● **What is needed**
How many lines of the data hold the word "населения"? State the number and nothing else.

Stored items
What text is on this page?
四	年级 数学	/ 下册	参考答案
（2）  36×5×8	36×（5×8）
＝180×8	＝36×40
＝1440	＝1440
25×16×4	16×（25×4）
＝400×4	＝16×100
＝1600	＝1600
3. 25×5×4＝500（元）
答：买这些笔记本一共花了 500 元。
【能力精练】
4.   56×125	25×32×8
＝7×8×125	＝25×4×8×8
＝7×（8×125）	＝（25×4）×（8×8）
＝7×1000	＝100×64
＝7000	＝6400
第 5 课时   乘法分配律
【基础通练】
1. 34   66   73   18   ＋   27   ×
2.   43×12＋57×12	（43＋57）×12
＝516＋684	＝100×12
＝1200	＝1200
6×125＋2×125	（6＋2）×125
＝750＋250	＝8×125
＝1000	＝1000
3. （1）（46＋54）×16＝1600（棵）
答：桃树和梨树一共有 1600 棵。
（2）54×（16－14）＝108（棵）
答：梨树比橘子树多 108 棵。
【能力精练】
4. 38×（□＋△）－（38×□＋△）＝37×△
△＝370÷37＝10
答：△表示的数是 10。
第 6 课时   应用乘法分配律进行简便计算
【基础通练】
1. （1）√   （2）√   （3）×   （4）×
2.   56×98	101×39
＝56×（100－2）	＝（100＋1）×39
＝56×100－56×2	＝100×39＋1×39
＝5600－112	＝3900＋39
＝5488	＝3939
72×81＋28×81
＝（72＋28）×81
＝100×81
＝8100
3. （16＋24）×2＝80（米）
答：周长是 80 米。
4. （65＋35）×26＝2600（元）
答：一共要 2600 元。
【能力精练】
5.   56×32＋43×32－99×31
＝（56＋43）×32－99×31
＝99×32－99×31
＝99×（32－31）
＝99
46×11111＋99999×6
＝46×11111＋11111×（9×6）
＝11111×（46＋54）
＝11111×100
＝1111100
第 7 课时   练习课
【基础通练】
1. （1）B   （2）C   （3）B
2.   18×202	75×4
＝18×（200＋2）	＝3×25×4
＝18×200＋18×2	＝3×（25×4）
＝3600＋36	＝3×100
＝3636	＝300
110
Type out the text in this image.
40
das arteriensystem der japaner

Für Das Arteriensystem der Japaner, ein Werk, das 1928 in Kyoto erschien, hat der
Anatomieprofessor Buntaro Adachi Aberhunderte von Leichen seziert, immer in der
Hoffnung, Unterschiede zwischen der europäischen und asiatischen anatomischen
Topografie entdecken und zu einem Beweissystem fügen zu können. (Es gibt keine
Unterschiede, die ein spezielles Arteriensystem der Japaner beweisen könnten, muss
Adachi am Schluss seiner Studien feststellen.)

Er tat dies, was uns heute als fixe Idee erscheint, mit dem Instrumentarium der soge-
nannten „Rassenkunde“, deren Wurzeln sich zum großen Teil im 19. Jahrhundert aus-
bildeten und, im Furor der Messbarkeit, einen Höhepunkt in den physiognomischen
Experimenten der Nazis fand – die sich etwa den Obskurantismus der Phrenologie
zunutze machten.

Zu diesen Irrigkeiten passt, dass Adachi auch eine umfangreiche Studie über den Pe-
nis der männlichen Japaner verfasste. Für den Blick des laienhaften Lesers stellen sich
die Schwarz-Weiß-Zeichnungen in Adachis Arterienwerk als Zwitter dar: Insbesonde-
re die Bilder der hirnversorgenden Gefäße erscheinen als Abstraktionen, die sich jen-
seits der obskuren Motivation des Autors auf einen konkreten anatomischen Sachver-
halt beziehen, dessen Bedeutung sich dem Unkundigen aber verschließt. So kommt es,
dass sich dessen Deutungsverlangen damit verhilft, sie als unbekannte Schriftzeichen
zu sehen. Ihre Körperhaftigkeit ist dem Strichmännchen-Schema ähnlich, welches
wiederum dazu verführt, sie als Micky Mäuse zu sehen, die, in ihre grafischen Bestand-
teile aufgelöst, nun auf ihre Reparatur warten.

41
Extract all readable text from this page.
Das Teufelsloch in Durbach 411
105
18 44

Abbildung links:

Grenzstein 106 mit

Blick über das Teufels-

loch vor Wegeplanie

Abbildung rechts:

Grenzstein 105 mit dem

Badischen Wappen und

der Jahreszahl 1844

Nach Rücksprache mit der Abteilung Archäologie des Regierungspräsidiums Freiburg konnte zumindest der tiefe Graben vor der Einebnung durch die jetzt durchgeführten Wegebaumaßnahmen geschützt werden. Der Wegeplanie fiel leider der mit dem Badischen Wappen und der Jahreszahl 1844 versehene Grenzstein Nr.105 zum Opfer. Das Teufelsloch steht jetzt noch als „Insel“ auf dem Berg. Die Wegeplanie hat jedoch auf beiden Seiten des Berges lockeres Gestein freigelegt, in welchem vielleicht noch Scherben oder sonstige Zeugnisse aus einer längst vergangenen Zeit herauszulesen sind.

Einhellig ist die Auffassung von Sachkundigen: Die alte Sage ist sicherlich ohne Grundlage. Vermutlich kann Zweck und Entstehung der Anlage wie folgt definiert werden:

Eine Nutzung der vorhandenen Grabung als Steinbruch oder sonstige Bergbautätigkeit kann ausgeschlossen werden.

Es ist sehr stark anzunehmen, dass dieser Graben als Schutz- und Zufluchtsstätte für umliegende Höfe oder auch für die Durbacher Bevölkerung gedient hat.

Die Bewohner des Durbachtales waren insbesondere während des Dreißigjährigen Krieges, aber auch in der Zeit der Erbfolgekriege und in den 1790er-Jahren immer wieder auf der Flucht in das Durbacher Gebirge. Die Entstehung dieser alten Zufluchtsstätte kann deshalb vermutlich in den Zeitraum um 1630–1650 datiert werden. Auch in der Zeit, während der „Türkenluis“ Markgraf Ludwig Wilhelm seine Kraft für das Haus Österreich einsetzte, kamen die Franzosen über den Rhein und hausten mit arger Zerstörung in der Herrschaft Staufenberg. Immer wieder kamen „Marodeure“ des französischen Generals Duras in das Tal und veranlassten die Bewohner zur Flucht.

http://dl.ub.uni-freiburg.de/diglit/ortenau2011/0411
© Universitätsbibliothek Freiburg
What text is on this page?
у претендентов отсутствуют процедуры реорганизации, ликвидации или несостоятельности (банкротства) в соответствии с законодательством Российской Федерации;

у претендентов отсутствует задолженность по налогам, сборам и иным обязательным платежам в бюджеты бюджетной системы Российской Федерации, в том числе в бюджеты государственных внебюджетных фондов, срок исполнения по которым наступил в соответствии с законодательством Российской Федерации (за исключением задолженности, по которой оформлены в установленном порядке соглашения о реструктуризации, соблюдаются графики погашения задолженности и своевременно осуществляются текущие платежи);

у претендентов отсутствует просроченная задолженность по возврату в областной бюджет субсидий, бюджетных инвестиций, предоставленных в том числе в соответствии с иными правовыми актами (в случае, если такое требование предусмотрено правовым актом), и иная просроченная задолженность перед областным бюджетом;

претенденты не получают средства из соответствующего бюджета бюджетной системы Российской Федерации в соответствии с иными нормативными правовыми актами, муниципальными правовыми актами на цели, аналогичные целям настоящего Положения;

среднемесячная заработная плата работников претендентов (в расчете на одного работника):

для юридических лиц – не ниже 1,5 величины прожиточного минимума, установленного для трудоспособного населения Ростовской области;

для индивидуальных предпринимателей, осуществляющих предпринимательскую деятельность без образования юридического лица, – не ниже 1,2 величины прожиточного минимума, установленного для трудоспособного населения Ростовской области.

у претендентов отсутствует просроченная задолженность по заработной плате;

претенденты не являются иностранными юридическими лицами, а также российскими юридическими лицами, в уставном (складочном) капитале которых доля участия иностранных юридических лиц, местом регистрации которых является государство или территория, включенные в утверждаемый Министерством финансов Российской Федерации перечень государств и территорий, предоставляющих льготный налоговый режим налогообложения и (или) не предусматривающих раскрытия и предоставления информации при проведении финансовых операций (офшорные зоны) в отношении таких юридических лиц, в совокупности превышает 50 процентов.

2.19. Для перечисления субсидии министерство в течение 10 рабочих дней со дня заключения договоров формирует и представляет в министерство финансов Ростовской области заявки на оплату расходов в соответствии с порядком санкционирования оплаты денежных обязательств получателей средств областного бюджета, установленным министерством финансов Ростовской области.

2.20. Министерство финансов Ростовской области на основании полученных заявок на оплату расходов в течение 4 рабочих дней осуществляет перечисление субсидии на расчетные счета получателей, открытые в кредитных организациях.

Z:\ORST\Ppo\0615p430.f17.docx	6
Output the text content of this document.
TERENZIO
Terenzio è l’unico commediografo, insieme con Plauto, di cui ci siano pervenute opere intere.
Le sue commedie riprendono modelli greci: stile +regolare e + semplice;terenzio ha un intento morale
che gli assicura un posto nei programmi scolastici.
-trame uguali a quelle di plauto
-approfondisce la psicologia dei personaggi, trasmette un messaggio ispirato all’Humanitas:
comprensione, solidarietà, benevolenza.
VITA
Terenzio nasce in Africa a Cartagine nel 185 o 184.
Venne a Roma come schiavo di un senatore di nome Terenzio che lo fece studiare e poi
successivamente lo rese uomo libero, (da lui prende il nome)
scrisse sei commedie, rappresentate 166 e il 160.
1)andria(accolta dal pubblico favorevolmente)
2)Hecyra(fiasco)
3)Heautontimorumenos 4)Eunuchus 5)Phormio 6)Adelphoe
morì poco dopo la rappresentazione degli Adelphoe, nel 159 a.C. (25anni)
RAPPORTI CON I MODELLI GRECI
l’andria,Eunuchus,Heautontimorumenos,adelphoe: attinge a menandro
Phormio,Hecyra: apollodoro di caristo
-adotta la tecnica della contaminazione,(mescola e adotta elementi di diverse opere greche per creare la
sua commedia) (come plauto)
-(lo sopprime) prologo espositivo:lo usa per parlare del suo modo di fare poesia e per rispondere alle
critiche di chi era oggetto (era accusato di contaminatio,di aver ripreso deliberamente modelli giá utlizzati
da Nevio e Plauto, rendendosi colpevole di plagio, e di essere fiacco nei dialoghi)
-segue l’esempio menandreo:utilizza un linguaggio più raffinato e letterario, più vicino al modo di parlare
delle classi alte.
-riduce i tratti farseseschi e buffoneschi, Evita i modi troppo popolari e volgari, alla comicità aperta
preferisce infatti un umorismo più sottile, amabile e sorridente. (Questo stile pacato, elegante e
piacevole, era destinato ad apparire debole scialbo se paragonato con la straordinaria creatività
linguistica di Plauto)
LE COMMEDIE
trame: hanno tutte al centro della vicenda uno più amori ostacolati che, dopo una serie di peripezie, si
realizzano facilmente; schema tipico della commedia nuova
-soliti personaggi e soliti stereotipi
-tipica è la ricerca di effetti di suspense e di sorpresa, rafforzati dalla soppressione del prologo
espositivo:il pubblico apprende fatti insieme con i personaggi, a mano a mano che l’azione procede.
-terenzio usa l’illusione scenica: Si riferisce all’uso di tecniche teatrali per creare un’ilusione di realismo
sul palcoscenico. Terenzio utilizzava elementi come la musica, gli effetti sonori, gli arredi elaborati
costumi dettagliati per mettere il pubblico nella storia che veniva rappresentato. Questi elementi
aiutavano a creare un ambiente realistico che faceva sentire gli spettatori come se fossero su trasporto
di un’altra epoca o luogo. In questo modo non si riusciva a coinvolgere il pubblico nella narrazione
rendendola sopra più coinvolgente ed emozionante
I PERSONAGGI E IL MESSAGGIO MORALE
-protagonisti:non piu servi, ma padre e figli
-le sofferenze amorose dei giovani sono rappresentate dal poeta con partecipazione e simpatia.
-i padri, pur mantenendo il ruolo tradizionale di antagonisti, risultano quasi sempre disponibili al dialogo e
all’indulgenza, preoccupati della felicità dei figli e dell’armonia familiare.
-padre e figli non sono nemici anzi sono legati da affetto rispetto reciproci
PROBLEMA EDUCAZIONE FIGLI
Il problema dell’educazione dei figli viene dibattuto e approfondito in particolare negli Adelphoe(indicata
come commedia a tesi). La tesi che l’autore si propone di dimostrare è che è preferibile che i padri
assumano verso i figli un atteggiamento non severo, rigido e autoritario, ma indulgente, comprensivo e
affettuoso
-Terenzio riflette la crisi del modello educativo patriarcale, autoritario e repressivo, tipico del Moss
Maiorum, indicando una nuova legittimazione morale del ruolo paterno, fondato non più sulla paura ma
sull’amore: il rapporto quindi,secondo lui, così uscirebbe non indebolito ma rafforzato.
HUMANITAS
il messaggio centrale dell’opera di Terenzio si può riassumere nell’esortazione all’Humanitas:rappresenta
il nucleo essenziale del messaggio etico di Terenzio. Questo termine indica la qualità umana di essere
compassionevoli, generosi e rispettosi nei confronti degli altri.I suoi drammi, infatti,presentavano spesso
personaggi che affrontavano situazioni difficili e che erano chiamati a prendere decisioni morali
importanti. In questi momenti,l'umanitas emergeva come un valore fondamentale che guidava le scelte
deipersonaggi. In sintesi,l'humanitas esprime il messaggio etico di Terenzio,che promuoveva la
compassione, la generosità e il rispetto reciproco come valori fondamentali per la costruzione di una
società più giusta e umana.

● **Worked solution**
2